++++ INFORMATION GIVEN ++++
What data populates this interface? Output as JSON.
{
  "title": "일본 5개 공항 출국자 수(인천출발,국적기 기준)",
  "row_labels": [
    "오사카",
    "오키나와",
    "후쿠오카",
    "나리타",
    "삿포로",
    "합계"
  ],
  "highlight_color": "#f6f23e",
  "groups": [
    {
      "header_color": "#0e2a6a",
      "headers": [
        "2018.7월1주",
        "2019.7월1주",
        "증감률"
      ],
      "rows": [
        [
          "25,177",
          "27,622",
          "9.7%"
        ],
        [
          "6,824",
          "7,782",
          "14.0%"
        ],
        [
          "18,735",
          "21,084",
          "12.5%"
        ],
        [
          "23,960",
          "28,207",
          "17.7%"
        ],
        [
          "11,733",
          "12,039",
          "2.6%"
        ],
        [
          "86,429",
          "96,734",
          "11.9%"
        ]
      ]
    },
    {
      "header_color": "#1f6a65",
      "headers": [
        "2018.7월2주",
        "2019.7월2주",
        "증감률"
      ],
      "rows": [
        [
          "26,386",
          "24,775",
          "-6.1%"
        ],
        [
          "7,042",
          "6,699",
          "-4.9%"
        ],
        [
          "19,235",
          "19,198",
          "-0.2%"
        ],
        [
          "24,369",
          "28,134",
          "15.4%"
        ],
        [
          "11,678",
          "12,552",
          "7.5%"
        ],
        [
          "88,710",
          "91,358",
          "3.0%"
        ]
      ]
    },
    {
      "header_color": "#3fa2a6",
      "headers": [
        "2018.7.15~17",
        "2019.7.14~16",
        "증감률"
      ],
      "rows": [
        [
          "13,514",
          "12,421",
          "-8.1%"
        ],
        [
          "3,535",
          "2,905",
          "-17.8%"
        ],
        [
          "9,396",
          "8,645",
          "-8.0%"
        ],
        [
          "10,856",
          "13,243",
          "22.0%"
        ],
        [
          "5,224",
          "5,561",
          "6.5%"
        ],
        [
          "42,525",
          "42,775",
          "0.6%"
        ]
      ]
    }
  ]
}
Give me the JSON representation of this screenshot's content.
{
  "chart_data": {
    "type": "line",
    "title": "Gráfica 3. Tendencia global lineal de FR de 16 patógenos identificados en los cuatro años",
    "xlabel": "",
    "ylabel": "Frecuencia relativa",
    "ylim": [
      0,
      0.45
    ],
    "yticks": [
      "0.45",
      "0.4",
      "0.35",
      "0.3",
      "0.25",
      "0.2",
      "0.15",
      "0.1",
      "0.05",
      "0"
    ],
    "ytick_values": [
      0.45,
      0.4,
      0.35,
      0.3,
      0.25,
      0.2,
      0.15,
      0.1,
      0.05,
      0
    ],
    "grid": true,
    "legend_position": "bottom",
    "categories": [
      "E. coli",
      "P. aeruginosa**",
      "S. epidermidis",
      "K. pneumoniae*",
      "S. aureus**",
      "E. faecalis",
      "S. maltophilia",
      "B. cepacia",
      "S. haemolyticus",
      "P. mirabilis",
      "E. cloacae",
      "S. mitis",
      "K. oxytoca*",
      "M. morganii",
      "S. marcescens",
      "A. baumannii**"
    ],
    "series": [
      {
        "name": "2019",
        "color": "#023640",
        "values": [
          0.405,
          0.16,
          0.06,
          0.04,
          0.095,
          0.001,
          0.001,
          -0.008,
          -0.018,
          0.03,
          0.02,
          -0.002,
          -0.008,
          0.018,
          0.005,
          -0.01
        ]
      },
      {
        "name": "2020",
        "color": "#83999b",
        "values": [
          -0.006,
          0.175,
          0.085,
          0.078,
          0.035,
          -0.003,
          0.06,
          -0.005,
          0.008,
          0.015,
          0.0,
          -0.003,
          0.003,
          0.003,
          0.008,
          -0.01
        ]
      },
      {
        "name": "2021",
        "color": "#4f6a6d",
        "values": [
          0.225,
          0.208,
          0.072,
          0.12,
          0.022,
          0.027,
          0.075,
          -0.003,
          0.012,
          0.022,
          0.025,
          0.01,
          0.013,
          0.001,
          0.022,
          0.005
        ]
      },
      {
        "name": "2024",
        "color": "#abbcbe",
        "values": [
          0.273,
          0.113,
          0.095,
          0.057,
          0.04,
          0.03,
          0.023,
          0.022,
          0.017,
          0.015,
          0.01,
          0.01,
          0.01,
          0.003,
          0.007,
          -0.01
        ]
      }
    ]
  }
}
++++
AIM » Only lines with "title" are wanted here; list each of them.

RESULT OF THIS EXERCISE »
  "title": "일본 5개 공항 출국자 수(인천출발,국적기 기준)",
    "title": "Gráfica 3. Tendencia global lineal de FR de 16 patógenos identificados en los cuatro años",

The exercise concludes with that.